REQUIREMENT -
Begin at the line that holds "Output the text content of this document." and retype every line through the end of the material, both included. Leave out the pictures.

DATA TO USE -
**********
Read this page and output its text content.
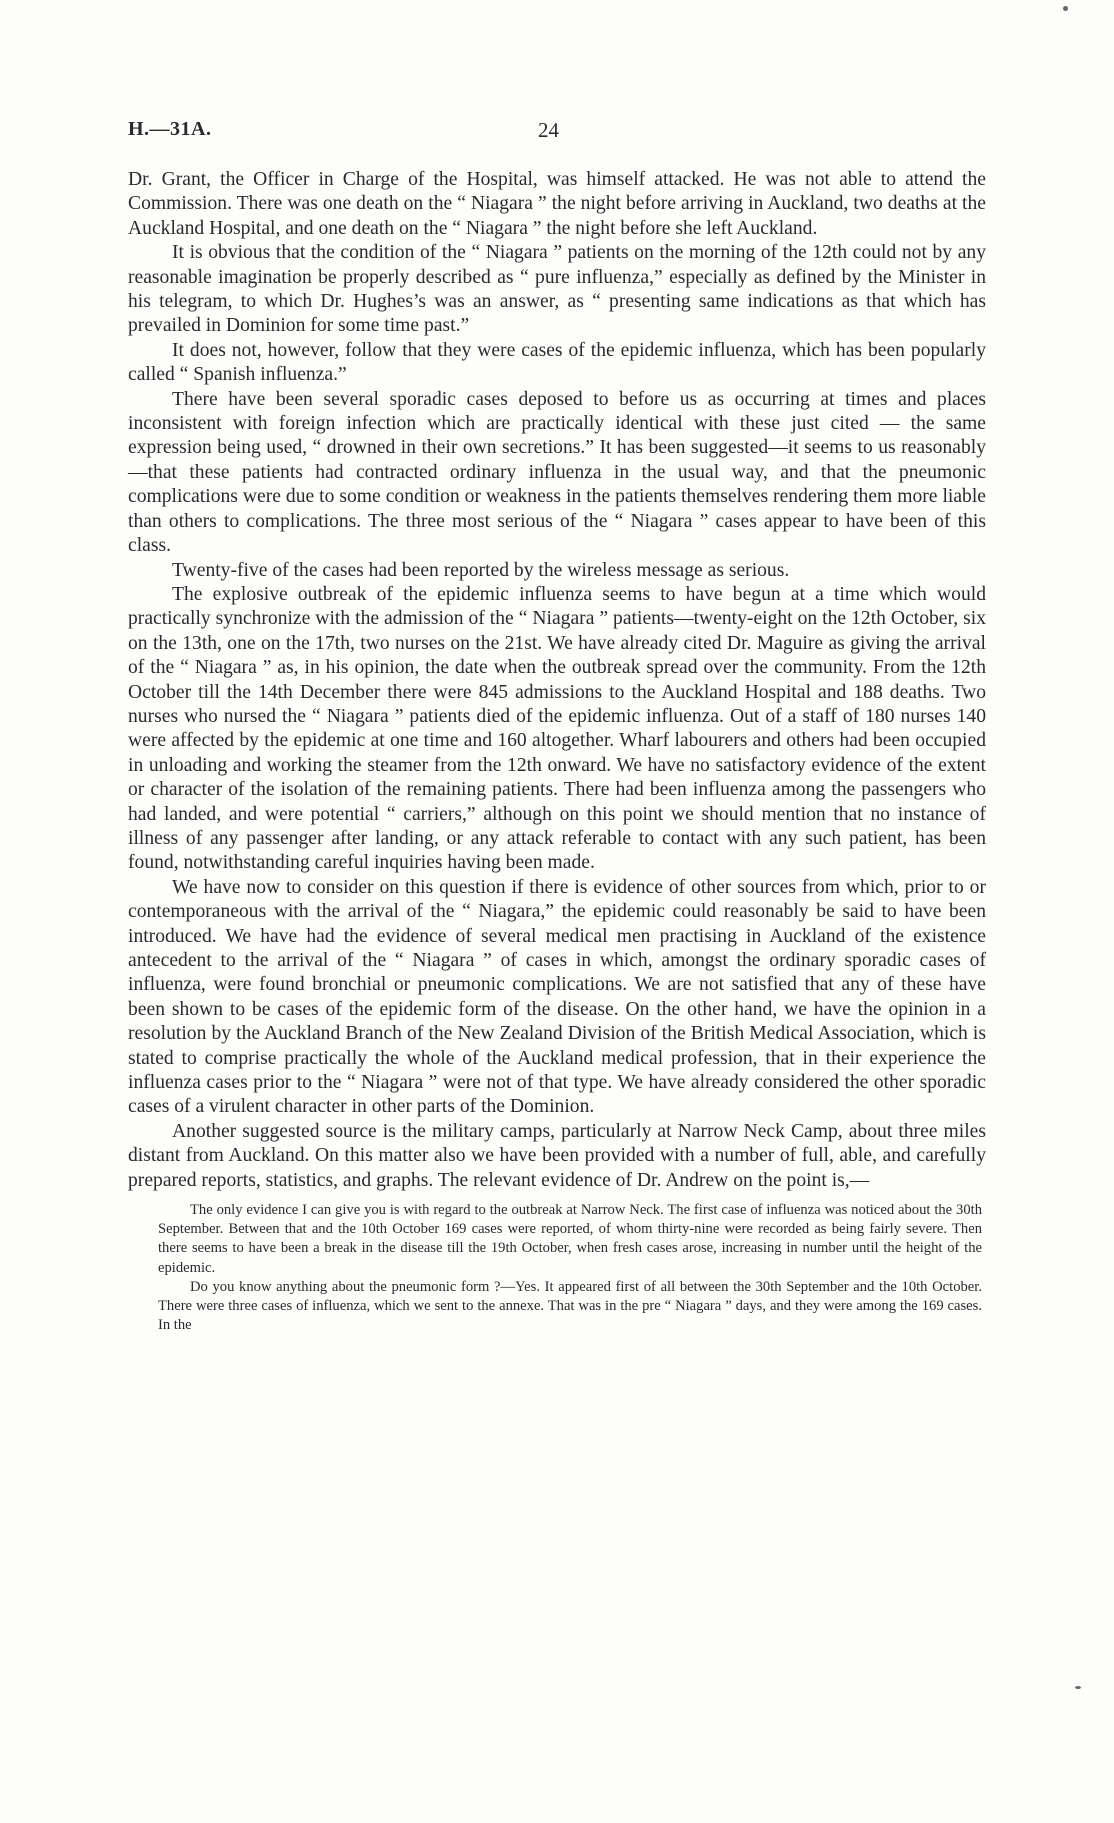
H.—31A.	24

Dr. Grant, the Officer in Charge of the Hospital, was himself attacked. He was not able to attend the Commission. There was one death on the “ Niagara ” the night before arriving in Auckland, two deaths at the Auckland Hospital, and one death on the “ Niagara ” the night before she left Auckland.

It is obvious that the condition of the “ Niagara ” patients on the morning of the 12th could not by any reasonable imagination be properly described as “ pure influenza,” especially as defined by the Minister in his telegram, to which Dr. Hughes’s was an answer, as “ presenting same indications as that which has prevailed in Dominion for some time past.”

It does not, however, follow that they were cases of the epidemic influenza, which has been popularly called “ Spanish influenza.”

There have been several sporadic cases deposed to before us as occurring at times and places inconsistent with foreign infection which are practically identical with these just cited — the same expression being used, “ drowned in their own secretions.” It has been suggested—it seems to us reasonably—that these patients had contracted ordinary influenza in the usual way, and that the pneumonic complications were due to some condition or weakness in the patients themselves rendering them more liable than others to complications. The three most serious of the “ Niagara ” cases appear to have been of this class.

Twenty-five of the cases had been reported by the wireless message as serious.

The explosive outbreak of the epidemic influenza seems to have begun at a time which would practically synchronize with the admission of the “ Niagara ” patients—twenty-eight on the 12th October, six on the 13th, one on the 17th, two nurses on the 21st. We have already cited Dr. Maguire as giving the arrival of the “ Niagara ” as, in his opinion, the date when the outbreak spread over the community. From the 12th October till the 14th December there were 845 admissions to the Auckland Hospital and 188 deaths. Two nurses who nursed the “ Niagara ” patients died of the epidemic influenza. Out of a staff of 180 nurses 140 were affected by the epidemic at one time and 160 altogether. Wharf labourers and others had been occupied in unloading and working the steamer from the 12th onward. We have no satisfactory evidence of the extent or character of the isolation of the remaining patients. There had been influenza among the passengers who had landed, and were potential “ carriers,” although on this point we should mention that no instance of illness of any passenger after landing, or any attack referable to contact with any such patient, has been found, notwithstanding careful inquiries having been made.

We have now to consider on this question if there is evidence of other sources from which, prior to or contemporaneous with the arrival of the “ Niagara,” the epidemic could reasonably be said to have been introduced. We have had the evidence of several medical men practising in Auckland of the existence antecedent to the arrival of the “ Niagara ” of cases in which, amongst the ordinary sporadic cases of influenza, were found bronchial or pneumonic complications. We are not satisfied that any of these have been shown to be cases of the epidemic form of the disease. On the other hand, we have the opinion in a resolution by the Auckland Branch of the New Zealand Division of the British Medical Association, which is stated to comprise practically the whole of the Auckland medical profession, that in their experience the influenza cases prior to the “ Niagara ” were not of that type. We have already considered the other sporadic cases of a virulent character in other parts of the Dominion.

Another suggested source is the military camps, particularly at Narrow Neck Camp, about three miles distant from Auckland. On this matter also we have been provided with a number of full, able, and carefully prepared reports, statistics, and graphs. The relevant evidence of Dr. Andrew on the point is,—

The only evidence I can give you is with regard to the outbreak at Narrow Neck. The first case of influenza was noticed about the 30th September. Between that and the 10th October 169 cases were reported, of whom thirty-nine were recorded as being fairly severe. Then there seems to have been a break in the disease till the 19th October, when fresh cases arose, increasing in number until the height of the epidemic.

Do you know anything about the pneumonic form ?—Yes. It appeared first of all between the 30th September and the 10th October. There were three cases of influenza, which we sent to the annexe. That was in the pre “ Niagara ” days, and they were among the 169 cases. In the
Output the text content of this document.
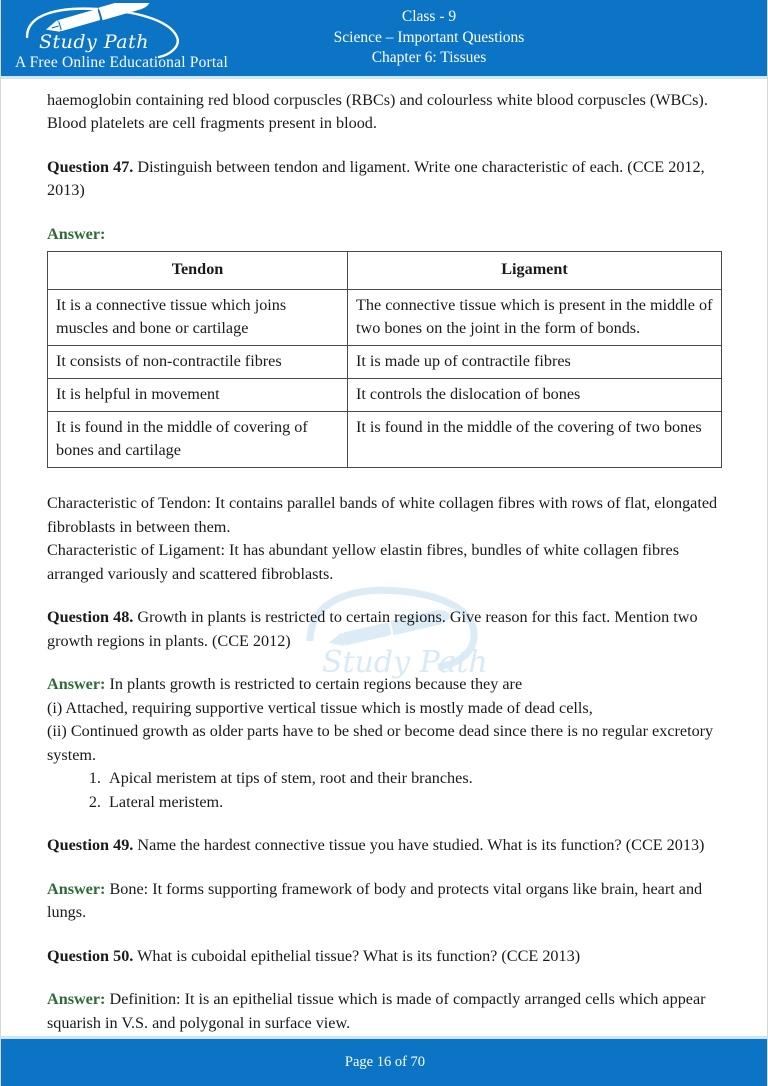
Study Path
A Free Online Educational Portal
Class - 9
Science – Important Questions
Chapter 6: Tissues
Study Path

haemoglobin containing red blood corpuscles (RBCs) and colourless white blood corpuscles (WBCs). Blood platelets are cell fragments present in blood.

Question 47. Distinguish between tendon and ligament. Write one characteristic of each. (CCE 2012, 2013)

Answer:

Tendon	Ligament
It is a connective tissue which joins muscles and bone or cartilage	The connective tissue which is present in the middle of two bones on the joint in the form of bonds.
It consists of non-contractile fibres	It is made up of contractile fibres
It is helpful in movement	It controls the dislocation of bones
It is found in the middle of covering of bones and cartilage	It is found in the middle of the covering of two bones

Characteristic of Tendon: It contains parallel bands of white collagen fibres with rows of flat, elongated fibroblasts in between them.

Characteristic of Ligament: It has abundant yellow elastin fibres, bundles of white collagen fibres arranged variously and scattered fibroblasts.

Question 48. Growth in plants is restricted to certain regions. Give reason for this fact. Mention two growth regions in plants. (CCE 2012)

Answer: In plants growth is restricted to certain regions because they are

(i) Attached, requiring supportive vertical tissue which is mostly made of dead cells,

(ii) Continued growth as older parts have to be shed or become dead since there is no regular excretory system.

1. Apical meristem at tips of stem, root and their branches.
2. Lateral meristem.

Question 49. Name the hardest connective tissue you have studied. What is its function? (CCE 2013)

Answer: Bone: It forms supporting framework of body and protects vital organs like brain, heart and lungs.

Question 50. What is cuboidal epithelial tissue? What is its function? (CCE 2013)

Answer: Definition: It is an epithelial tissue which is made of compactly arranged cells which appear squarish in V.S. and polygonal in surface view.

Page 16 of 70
**********
ANSWER BELOW -
Output the text content of this document.
Study Path
A Free Online Educational Portal
Class - 9
Science – Important Questions
Chapter 6: Tissues
Study Path

haemoglobin containing red blood corpuscles (RBCs) and colourless white blood corpuscles (WBCs). Blood platelets are cell fragments present in blood.

Question 47. Distinguish between tendon and ligament. Write one characteristic of each. (CCE 2012, 2013)

Answer:

Tendon	Ligament
It is a connective tissue which joins muscles and bone or cartilage	The connective tissue which is present in the middle of two bones on the joint in the form of bonds.
It consists of non-contractile fibres	It is made up of contractile fibres
It is helpful in movement	It controls the dislocation of bones
It is found in the middle of covering of bones and cartilage	It is found in the middle of the covering of two bones

Characteristic of Tendon: It contains parallel bands of white collagen fibres with rows of flat, elongated fibroblasts in between them.

Characteristic of Ligament: It has abundant yellow elastin fibres, bundles of white collagen fibres arranged variously and scattered fibroblasts.

Question 48. Growth in plants is restricted to certain regions. Give reason for this fact. Mention two growth regions in plants. (CCE 2012)

Answer: In plants growth is restricted to certain regions because they are

(i) Attached, requiring supportive vertical tissue which is mostly made of dead cells,

(ii) Continued growth as older parts have to be shed or become dead since there is no regular excretory system.

1. Apical meristem at tips of stem, root and their branches.
2. Lateral meristem.

Question 49. Name the hardest connective tissue you have studied. What is its function? (CCE 2013)

Answer: Bone: It forms supporting framework of body and protects vital organs like brain, heart and lungs.

Question 50. What is cuboidal epithelial tissue? What is its function? (CCE 2013)

Answer: Definition: It is an epithelial tissue which is made of compactly arranged cells which appear squarish in V.S. and polygonal in surface view.

Page 16 of 70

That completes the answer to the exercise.